Task directions: Look through the lines below and extract any with the word "class".
* * * * *
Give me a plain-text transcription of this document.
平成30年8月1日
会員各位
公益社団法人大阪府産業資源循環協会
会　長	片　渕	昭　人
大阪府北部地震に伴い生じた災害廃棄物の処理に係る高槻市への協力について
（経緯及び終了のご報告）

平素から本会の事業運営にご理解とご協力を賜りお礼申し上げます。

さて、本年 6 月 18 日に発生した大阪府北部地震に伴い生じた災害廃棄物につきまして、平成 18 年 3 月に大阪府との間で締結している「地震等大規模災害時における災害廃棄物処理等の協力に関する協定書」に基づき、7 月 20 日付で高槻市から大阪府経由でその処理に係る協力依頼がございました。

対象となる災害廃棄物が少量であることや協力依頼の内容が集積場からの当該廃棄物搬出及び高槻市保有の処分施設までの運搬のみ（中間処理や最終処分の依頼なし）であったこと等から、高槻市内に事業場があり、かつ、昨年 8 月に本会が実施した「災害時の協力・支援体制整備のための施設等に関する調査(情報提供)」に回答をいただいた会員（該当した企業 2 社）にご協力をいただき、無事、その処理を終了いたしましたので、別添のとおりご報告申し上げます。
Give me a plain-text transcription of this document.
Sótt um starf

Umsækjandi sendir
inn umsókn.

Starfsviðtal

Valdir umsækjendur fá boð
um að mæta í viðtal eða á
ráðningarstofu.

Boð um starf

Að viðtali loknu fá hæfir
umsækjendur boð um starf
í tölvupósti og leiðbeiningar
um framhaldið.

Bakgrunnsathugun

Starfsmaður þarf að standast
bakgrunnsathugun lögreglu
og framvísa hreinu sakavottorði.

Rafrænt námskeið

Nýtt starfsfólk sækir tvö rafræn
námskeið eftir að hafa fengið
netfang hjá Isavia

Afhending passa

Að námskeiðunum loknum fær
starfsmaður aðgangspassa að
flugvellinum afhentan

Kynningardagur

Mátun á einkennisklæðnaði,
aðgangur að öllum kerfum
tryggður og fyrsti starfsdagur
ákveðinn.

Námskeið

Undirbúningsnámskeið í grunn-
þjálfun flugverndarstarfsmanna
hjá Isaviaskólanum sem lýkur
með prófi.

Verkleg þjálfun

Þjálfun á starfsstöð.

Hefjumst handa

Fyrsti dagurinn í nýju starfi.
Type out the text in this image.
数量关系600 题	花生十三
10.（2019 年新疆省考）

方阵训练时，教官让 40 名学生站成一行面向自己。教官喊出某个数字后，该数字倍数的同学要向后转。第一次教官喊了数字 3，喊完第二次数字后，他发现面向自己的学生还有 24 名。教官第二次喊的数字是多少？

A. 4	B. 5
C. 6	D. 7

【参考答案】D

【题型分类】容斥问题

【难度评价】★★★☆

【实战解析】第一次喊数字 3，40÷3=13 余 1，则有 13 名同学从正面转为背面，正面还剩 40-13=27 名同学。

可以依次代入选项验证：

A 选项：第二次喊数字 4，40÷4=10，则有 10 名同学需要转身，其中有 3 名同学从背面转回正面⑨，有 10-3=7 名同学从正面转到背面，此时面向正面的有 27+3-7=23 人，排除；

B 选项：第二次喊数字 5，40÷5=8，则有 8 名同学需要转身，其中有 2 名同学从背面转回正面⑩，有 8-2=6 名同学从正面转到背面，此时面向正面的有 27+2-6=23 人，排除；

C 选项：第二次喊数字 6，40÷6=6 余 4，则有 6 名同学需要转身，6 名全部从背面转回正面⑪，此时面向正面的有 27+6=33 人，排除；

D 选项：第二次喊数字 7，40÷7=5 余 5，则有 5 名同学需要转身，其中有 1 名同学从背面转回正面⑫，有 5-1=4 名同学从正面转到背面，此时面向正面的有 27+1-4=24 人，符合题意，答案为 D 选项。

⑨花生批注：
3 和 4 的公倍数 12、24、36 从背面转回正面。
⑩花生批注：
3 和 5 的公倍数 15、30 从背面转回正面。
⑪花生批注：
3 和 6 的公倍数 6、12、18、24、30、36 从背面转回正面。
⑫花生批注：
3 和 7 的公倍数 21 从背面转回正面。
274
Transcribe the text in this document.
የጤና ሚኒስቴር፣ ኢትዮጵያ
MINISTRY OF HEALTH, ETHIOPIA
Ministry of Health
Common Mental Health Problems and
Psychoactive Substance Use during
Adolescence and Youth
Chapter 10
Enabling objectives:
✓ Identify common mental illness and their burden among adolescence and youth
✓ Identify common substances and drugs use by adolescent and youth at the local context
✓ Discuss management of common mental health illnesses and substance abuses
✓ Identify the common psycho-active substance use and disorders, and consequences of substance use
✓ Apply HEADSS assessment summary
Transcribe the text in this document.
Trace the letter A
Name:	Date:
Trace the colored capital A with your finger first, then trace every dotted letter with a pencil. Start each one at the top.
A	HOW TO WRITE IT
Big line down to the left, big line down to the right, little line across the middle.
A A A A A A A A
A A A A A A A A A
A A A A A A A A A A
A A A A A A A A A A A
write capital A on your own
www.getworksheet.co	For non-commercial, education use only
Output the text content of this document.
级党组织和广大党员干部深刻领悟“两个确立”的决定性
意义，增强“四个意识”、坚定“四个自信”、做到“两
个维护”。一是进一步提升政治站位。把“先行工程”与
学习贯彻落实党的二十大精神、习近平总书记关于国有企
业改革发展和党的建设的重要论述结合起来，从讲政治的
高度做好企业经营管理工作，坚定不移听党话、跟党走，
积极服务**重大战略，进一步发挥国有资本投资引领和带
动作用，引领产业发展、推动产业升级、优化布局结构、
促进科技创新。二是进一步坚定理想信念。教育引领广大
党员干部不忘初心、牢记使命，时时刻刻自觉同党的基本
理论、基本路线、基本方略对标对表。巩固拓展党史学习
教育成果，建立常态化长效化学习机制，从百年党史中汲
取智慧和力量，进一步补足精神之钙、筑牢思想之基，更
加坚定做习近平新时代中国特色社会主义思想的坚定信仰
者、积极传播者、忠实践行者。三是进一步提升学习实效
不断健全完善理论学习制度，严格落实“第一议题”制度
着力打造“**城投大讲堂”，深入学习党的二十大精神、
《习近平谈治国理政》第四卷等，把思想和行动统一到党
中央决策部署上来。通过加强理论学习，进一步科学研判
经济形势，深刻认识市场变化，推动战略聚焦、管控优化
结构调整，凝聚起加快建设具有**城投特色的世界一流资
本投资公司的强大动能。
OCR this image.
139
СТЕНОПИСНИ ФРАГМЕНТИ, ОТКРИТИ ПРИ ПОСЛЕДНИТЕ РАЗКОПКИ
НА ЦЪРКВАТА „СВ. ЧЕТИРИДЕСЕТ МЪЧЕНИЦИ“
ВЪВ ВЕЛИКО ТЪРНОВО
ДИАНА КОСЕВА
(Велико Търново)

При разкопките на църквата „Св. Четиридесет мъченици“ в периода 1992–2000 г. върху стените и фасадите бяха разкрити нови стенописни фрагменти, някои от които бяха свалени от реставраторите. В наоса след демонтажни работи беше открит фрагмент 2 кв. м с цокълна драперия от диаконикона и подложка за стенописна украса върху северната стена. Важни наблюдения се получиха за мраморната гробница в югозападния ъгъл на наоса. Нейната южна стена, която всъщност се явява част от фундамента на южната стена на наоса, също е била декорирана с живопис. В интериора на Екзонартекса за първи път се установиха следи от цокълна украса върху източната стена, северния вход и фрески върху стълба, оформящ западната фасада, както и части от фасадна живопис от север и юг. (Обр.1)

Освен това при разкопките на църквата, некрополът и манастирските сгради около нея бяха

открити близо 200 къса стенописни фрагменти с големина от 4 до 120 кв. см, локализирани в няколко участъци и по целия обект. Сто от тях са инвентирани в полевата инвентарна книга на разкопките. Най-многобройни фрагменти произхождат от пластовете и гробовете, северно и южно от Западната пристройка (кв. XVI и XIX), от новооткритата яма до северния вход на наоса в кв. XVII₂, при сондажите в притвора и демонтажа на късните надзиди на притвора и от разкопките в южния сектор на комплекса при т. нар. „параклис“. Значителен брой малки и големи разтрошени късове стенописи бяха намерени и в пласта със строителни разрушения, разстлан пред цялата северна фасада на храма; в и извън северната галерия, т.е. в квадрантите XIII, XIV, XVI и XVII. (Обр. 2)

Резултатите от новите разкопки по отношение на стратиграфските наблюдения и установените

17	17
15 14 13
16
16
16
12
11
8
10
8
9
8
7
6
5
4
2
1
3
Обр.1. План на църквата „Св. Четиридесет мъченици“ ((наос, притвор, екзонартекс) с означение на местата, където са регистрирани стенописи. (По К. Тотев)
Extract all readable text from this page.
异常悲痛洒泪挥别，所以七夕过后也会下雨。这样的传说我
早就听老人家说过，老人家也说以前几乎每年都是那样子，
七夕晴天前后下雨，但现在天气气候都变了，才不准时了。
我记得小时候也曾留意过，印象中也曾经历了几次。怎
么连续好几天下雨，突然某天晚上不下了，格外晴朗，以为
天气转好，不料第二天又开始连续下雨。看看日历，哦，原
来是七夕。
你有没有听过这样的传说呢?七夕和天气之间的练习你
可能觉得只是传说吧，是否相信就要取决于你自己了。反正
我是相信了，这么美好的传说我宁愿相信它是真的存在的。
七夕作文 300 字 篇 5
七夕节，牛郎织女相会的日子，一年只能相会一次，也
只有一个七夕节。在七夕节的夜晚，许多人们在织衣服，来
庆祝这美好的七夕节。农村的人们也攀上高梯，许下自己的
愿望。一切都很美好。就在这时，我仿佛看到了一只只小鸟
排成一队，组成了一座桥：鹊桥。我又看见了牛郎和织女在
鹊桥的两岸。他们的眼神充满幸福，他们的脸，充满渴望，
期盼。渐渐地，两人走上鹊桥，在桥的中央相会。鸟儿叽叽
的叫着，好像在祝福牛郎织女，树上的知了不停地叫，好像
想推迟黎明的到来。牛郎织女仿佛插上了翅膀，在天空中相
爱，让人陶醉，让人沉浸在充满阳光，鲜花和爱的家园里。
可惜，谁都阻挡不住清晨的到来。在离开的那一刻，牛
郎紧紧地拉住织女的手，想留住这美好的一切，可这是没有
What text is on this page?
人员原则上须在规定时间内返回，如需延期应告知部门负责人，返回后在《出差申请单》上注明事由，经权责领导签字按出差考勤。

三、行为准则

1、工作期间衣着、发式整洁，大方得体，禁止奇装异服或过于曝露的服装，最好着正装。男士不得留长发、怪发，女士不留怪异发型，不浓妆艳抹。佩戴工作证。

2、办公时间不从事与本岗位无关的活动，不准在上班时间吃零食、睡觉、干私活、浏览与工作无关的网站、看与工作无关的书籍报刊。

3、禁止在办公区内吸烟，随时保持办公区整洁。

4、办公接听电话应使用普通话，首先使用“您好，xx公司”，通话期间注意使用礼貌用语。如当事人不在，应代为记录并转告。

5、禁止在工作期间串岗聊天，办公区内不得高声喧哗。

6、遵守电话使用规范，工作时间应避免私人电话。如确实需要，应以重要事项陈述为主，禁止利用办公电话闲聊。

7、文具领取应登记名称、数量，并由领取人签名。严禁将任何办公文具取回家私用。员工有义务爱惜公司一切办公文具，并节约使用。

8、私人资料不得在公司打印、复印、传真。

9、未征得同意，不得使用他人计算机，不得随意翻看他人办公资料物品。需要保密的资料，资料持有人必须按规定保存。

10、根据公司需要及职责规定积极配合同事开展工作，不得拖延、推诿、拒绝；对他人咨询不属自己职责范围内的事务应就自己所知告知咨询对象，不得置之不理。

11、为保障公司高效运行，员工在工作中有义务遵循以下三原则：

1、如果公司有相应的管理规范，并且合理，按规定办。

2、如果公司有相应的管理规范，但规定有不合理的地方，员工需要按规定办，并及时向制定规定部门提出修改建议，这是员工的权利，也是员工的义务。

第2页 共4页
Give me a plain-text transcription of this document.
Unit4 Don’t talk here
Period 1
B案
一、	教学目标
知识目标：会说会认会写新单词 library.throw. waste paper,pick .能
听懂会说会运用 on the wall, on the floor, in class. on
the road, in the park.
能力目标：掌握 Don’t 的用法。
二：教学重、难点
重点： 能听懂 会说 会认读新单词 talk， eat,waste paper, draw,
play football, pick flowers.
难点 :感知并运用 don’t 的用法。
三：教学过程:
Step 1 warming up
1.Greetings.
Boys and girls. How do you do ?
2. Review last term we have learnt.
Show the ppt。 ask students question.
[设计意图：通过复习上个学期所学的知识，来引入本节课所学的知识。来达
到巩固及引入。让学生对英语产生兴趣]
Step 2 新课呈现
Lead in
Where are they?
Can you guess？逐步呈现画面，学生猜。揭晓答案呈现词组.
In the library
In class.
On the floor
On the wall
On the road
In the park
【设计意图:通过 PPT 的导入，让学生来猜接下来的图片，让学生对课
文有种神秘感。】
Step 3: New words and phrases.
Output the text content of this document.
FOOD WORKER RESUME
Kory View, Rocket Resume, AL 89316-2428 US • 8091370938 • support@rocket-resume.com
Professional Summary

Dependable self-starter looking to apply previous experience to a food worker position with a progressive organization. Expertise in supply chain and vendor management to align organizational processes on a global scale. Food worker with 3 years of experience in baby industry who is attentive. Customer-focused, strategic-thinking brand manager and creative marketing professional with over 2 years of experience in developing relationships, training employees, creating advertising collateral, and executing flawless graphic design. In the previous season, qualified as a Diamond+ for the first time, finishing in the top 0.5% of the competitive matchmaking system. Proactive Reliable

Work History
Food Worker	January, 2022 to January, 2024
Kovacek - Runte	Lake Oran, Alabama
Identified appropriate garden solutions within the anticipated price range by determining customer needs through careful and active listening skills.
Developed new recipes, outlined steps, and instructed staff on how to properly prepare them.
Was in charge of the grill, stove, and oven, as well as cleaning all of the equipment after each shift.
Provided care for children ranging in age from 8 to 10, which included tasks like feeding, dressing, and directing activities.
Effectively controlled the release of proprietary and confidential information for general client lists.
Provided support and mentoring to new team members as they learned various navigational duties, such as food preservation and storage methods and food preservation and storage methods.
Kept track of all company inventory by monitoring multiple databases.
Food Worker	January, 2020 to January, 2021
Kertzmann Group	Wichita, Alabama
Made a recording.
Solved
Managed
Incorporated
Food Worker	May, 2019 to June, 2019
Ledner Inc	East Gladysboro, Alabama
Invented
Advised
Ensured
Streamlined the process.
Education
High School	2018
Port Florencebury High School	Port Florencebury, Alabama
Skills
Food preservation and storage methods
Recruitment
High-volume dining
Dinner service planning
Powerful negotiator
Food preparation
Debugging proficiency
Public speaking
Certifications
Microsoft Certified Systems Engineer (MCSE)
* * * * *
Task solution:
听懂会说会运用 on the wall, on the floor, in class. on
In class.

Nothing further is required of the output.